— Start —
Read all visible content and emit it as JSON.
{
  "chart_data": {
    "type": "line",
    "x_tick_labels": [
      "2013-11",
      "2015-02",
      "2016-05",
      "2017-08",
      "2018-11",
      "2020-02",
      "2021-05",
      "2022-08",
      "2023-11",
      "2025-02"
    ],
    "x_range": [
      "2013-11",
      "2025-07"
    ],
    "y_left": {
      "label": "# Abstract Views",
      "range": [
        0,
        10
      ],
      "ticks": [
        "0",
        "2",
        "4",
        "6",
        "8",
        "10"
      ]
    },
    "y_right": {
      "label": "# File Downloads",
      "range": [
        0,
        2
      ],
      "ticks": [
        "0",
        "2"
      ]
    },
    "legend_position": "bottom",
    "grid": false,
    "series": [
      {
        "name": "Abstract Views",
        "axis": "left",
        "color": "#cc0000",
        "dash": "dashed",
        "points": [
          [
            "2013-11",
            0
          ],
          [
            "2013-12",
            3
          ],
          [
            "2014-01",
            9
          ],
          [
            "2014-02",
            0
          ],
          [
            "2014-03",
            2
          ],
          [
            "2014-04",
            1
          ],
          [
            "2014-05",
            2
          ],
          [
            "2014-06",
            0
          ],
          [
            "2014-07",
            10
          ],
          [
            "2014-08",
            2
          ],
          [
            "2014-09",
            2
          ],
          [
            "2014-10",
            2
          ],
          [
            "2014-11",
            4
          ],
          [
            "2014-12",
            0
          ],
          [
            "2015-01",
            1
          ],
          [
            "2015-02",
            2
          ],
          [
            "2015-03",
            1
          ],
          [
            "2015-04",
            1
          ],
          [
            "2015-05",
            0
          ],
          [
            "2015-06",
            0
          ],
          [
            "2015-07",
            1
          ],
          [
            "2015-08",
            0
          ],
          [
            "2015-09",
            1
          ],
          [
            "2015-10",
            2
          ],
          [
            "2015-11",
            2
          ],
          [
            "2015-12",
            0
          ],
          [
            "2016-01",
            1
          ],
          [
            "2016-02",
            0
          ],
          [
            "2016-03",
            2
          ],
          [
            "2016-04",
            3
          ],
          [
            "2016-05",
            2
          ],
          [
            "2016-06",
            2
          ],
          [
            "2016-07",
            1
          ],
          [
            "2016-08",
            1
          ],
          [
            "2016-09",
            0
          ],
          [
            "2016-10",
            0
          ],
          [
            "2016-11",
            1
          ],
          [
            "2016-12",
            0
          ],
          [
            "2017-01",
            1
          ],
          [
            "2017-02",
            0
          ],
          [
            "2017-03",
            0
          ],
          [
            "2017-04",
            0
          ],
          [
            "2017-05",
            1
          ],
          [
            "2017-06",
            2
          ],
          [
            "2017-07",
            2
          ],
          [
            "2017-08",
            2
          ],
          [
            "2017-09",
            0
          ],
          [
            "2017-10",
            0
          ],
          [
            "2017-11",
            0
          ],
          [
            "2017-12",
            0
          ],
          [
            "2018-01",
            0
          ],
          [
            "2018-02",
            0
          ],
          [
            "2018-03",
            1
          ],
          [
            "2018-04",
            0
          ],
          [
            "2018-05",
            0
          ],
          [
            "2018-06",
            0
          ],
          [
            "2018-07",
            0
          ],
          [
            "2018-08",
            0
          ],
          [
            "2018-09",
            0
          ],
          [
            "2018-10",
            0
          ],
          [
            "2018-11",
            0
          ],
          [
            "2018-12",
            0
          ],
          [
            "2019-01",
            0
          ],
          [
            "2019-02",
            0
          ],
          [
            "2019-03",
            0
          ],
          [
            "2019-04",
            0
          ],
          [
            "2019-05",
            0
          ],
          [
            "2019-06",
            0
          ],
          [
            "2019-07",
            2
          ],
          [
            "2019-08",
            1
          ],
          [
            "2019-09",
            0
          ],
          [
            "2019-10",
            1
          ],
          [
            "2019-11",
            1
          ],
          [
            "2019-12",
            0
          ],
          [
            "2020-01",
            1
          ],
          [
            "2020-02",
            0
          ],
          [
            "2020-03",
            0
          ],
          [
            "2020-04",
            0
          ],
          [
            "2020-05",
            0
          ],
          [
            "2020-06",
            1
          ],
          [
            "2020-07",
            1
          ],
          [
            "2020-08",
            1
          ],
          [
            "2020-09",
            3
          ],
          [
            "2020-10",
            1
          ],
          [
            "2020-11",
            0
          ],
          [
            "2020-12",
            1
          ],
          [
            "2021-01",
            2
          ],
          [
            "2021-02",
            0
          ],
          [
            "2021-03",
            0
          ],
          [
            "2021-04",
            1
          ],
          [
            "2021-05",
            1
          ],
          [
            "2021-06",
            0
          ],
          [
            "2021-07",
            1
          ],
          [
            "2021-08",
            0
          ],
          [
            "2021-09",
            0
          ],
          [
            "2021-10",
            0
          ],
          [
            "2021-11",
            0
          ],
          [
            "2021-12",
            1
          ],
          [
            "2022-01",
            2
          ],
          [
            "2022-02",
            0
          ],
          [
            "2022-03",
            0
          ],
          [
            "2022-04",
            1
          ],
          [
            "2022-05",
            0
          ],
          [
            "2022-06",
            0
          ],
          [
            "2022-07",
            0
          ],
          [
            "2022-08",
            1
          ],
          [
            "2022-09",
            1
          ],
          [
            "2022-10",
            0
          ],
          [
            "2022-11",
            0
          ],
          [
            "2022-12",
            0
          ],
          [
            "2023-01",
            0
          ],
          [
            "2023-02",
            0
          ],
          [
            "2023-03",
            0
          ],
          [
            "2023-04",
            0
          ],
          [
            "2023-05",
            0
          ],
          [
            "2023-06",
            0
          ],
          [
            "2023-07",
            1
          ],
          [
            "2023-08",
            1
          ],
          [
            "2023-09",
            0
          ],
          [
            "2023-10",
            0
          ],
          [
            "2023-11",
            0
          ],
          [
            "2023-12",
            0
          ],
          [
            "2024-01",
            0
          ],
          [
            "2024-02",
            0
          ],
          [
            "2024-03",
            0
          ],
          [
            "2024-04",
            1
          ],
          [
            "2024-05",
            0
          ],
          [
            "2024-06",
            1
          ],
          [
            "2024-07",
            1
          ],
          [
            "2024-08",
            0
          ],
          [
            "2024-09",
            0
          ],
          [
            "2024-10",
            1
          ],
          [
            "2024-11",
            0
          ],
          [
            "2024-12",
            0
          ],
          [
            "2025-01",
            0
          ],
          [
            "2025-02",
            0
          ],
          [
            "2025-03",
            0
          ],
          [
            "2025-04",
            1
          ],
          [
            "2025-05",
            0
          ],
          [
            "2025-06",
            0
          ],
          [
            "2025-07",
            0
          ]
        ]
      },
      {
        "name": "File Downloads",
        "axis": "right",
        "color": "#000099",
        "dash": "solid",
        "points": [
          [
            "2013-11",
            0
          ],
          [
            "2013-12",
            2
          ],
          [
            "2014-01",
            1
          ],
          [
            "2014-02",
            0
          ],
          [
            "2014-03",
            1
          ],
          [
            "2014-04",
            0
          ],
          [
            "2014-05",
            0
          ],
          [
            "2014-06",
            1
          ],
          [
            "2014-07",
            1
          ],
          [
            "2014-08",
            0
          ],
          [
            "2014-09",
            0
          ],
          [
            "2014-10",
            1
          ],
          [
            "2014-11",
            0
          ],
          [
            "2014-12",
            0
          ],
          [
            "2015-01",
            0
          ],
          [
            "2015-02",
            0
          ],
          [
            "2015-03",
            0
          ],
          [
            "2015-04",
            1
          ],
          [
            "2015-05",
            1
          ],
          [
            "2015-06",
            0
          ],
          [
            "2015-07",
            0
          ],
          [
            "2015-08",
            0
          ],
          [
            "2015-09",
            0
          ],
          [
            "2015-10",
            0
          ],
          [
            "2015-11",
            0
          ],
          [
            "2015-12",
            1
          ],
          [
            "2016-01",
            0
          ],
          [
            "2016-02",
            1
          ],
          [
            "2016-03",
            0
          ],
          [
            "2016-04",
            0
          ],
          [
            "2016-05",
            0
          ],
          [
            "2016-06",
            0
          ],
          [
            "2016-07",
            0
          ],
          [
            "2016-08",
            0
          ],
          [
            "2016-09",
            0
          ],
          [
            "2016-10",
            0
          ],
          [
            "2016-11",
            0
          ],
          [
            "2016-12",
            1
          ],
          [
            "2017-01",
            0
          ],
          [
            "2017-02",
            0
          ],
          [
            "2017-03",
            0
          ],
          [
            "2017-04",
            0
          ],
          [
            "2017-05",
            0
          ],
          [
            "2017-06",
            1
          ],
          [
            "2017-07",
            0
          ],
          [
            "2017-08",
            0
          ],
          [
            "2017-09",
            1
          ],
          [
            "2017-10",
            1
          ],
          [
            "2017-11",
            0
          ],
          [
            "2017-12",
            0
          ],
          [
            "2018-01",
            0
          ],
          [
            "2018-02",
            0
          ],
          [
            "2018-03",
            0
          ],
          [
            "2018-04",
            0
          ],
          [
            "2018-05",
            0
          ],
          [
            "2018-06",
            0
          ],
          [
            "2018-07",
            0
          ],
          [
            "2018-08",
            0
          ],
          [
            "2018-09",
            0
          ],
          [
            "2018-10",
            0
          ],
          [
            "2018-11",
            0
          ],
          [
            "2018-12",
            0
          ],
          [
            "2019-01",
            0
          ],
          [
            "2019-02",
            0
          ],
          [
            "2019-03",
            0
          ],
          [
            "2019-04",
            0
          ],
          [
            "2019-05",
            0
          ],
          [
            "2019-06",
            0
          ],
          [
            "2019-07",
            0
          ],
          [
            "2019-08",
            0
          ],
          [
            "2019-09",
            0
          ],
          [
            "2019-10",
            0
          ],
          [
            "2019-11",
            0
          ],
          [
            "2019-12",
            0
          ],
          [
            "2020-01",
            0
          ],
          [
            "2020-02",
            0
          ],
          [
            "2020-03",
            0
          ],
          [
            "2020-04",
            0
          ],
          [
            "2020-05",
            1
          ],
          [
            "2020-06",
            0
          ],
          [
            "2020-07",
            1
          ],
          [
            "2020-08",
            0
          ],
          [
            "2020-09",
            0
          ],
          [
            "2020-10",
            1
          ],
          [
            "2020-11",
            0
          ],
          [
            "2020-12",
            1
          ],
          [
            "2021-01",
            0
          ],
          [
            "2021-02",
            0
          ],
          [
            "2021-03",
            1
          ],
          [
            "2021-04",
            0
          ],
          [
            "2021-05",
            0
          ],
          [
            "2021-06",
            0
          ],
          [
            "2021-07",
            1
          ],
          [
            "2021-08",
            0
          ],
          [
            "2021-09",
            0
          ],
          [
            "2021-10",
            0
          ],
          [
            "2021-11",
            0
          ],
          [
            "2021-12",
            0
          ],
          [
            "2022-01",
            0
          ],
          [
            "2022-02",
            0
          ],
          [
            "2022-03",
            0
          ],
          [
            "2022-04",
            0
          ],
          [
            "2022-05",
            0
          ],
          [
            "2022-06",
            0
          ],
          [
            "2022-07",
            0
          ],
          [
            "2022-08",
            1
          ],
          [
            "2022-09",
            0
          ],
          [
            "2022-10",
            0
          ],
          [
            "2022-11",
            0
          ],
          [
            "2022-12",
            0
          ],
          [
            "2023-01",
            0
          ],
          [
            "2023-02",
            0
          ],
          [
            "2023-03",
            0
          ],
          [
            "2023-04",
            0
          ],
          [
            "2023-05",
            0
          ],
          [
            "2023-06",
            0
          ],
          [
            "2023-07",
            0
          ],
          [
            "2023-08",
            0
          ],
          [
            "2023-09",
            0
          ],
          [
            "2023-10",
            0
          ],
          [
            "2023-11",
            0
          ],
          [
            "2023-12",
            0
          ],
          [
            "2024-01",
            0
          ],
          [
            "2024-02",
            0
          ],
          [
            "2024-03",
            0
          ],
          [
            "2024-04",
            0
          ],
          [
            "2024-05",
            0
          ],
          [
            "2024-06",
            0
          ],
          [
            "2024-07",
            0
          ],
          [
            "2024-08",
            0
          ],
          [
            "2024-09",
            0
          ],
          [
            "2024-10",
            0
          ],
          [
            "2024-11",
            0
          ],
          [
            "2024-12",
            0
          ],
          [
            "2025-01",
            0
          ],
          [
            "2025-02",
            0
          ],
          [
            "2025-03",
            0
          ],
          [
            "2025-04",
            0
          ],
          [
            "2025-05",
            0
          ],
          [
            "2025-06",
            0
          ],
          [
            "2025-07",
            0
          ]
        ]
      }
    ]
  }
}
— End —
### [Exercise prompt]
Using the listing above, pull out all lines that hold the word "name".

### [Solution]
        "name": "Abstract Views",
        "name": "File Downloads",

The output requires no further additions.